_What you have to do:_
Repeat every entry word for word, but leave the images out of your copy.
--------------------
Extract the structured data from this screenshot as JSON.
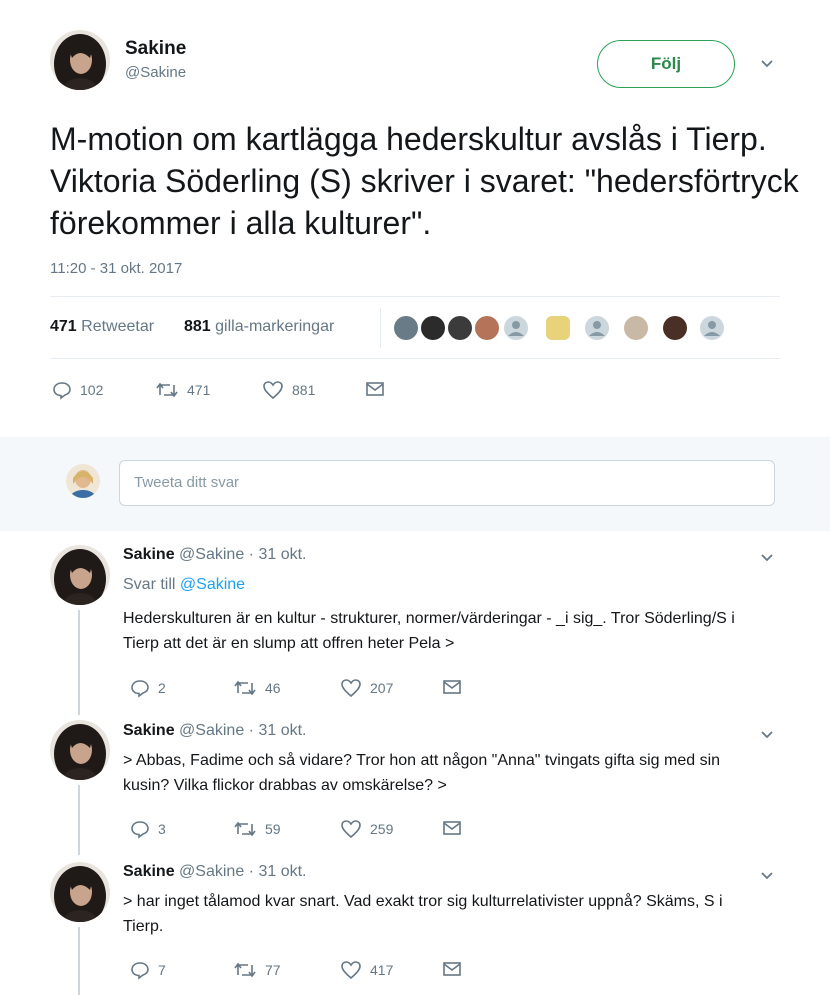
{
  "tweet": {
    "author_name": "Sakine",
    "author_handle": "@Sakine",
    "follow_label": "Följ",
    "text": "M-motion om kartlägga hederskultur avslås i Tierp. Viktoria Söderling (S) skriver i svaret: \"hedersförtryck förekommer i alla kulturer\".",
    "timestamp": "11:20 - 31 okt. 2017",
    "stats": {
      "retweets_count": "471",
      "retweets_label": "Retweetar",
      "likes_count": "881",
      "likes_label": "gilla-markeringar"
    },
    "actions": {
      "replies": "102",
      "retweets": "471",
      "likes": "881"
    }
  },
  "reply_box": {
    "placeholder": "Tweeta ditt svar"
  },
  "replies": [
    {
      "name": "Sakine",
      "handle": "@Sakine",
      "date": "· 31 okt.",
      "reply_to_prefix": "Svar till",
      "reply_to_handle": "@Sakine",
      "text": "Hederskulturen är en kultur - strukturer, normer/värderingar - _i sig_. Tror Söderling/S i Tierp att det är en slump att offren heter Pela >",
      "replies": "2",
      "retweets": "46",
      "likes": "207"
    },
    {
      "name": "Sakine",
      "handle": "@Sakine",
      "date": "· 31 okt.",
      "text": "> Abbas, Fadime och så vidare? Tror hon att någon \"Anna\" tvingats gifta sig med sin kusin? Vilka flickor drabbas av omskärelse? >",
      "replies": "3",
      "retweets": "59",
      "likes": "259"
    },
    {
      "name": "Sakine",
      "handle": "@Sakine",
      "date": "· 31 okt.",
      "text": "> har inget tålamod kvar snart. Vad exakt tror sig kulturrelativister uppnå? Skäms, S i Tierp.",
      "replies": "7",
      "retweets": "77",
      "likes": "417"
    }
  ],
  "colors": {
    "accent": "#1da1f2",
    "follow_border": "#2aa154",
    "muted": "#657786"
  }
}
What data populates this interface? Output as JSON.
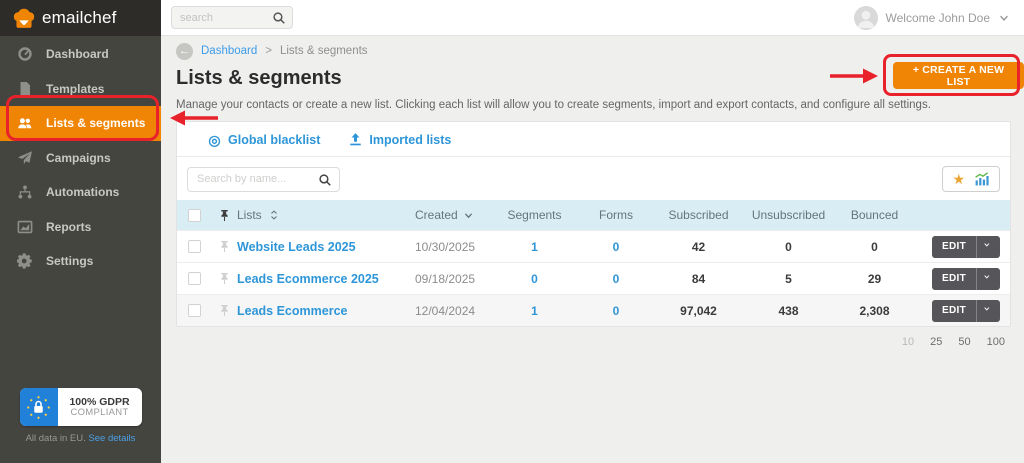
{
  "colors": {
    "accent_orange": "#f08505",
    "annotation_red": "#e8212b",
    "link_blue": "#2e96d8",
    "table_header_blue": "#d9edf5",
    "gdpr_blue": "#2180d8"
  },
  "sidebar": {
    "logo_text": "emailchef",
    "items": [
      {
        "label": "Dashboard",
        "icon": "dashboard-icon"
      },
      {
        "label": "Templates",
        "icon": "templates-icon"
      },
      {
        "label": "Lists & segments",
        "icon": "people-icon",
        "active": true
      },
      {
        "label": "Campaigns",
        "icon": "paper-plane-icon"
      },
      {
        "label": "Automations",
        "icon": "sitemap-icon"
      },
      {
        "label": "Reports",
        "icon": "report-chart-icon"
      },
      {
        "label": "Settings",
        "icon": "gears-icon"
      }
    ],
    "gdpr_badge": {
      "line1": "100% GDPR",
      "line2": "COMPLIANT"
    },
    "gdpr_footer": {
      "text": "All data in EU. ",
      "link": "See details"
    }
  },
  "topbar": {
    "search_placeholder": "search",
    "user": {
      "welcome_text": "Welcome John Doe"
    }
  },
  "breadcrumb": {
    "back_glyph": "←",
    "home": "Dashboard",
    "separator": ">",
    "current": "Lists & segments"
  },
  "page": {
    "title": "Lists & segments",
    "description": "Manage your contacts or create a new list. Clicking each list will allow you to create segments, import and export contacts, and configure all settings.",
    "create_button_label": "+ CREATE A NEW LIST"
  },
  "panel": {
    "links": [
      {
        "label": "Global blacklist",
        "icon": "blacklist-icon",
        "glyph": "◎"
      },
      {
        "label": "Imported lists",
        "icon": "upload-icon"
      }
    ],
    "search_placeholder": "Search by name...",
    "star_glyph": "★",
    "table": {
      "headers": {
        "lists": "Lists",
        "created": "Created",
        "segments": "Segments",
        "forms": "Forms",
        "subscribed": "Subscribed",
        "unsubscribed": "Unsubscribed",
        "bounced": "Bounced"
      },
      "edit_button_label": "EDIT",
      "rows": [
        {
          "name": "Website Leads 2025",
          "created": "10/30/2025",
          "segments": "1",
          "forms": "0",
          "subscribed": "42",
          "unsubscribed": "0",
          "bounced": "0"
        },
        {
          "name": "Leads Ecommerce 2025",
          "created": "09/18/2025",
          "segments": "0",
          "forms": "0",
          "subscribed": "84",
          "unsubscribed": "5",
          "bounced": "29"
        },
        {
          "name": "Leads Ecommerce",
          "created": "12/04/2024",
          "segments": "1",
          "forms": "0",
          "subscribed": "97,042",
          "unsubscribed": "438",
          "bounced": "2,308"
        }
      ]
    },
    "page_sizes": [
      "10",
      "25",
      "50",
      "100"
    ]
  }
}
--------------------
_Completed exercise:_
Extract the structured data from this screenshot as JSON.
{
  "tweet": {
    "author_name": "Sakine",
    "author_handle": "@Sakine",
    "follow_label": "Följ",
    "text": "M-motion om kartlägga hederskultur avslås i Tierp. Viktoria Söderling (S) skriver i svaret: \"hedersförtryck förekommer i alla kulturer\".",
    "timestamp": "11:20 - 31 okt. 2017",
    "stats": {
      "retweets_count": "471",
      "retweets_label": "Retweetar",
      "likes_count": "881",
      "likes_label": "gilla-markeringar"
    },
    "actions": {
      "replies": "102",
      "retweets": "471",
      "likes": "881"
    }
  },
  "reply_box": {
    "placeholder": "Tweeta ditt svar"
  },
  "replies": [
    {
      "name": "Sakine",
      "handle": "@Sakine",
      "date": "· 31 okt.",
      "reply_to_prefix": "Svar till",
      "reply_to_handle": "@Sakine",
      "text": "Hederskulturen är en kultur - strukturer, normer/värderingar - _i sig_. Tror Söderling/S i Tierp att det är en slump att offren heter Pela >",
      "replies": "2",
      "retweets": "46",
      "likes": "207"
    },
    {
      "name": "Sakine",
      "handle": "@Sakine",
      "date": "· 31 okt.",
      "text": "> Abbas, Fadime och så vidare? Tror hon att någon \"Anna\" tvingats gifta sig med sin kusin? Vilka flickor drabbas av omskärelse? >",
      "replies": "3",
      "retweets": "59",
      "likes": "259"
    },
    {
      "name": "Sakine",
      "handle": "@Sakine",
      "date": "· 31 okt.",
      "text": "> har inget tålamod kvar snart. Vad exakt tror sig kulturrelativister uppnå? Skäms, S i Tierp.",
      "replies": "7",
      "retweets": "77",
      "likes": "417"
    }
  ],
  "colors": {
    "accent": "#1da1f2",
    "follow_border": "#2aa154",
    "muted": "#657786"
  }
}
What data populates this interface? Output as JSON.
{
  "colors": {
    "accent_orange": "#f08505",
    "annotation_red": "#e8212b",
    "link_blue": "#2e96d8",
    "table_header_blue": "#d9edf5",
    "gdpr_blue": "#2180d8"
  },
  "sidebar": {
    "logo_text": "emailchef",
    "items": [
      {
        "label": "Dashboard",
        "icon": "dashboard-icon"
      },
      {
        "label": "Templates",
        "icon": "templates-icon"
      },
      {
        "label": "Lists & segments",
        "icon": "people-icon",
        "active": true
      },
      {
        "label": "Campaigns",
        "icon": "paper-plane-icon"
      },
      {
        "label": "Automations",
        "icon": "sitemap-icon"
      },
      {
        "label": "Reports",
        "icon": "report-chart-icon"
      },
      {
        "label": "Settings",
        "icon": "gears-icon"
      }
    ],
    "gdpr_badge": {
      "line1": "100% GDPR",
      "line2": "COMPLIANT"
    },
    "gdpr_footer": {
      "text": "All data in EU. ",
      "link": "See details"
    }
  },
  "topbar": {
    "search_placeholder": "search",
    "user": {
      "welcome_text": "Welcome John Doe"
    }
  },
  "breadcrumb": {
    "back_glyph": "←",
    "home": "Dashboard",
    "separator": ">",
    "current": "Lists & segments"
  },
  "page": {
    "title": "Lists & segments",
    "description": "Manage your contacts or create a new list. Clicking each list will allow you to create segments, import and export contacts, and configure all settings.",
    "create_button_label": "+ CREATE A NEW LIST"
  },
  "panel": {
    "links": [
      {
        "label": "Global blacklist",
        "icon": "blacklist-icon",
        "glyph": "◎"
      },
      {
        "label": "Imported lists",
        "icon": "upload-icon"
      }
    ],
    "search_placeholder": "Search by name...",
    "star_glyph": "★",
    "table": {
      "headers": {
        "lists": "Lists",
        "created": "Created",
        "segments": "Segments",
        "forms": "Forms",
        "subscribed": "Subscribed",
        "unsubscribed": "Unsubscribed",
        "bounced": "Bounced"
      },
      "edit_button_label": "EDIT",
      "rows": [
        {
          "name": "Website Leads 2025",
          "created": "10/30/2025",
          "segments": "1",
          "forms": "0",
          "subscribed": "42",
          "unsubscribed": "0",
          "bounced": "0"
        },
        {
          "name": "Leads Ecommerce 2025",
          "created": "09/18/2025",
          "segments": "0",
          "forms": "0",
          "subscribed": "84",
          "unsubscribed": "5",
          "bounced": "29"
        },
        {
          "name": "Leads Ecommerce",
          "created": "12/04/2024",
          "segments": "1",
          "forms": "0",
          "subscribed": "97,042",
          "unsubscribed": "438",
          "bounced": "2,308"
        }
      ]
    },
    "page_sizes": [
      "10",
      "25",
      "50",
      "100"
    ]
  }
}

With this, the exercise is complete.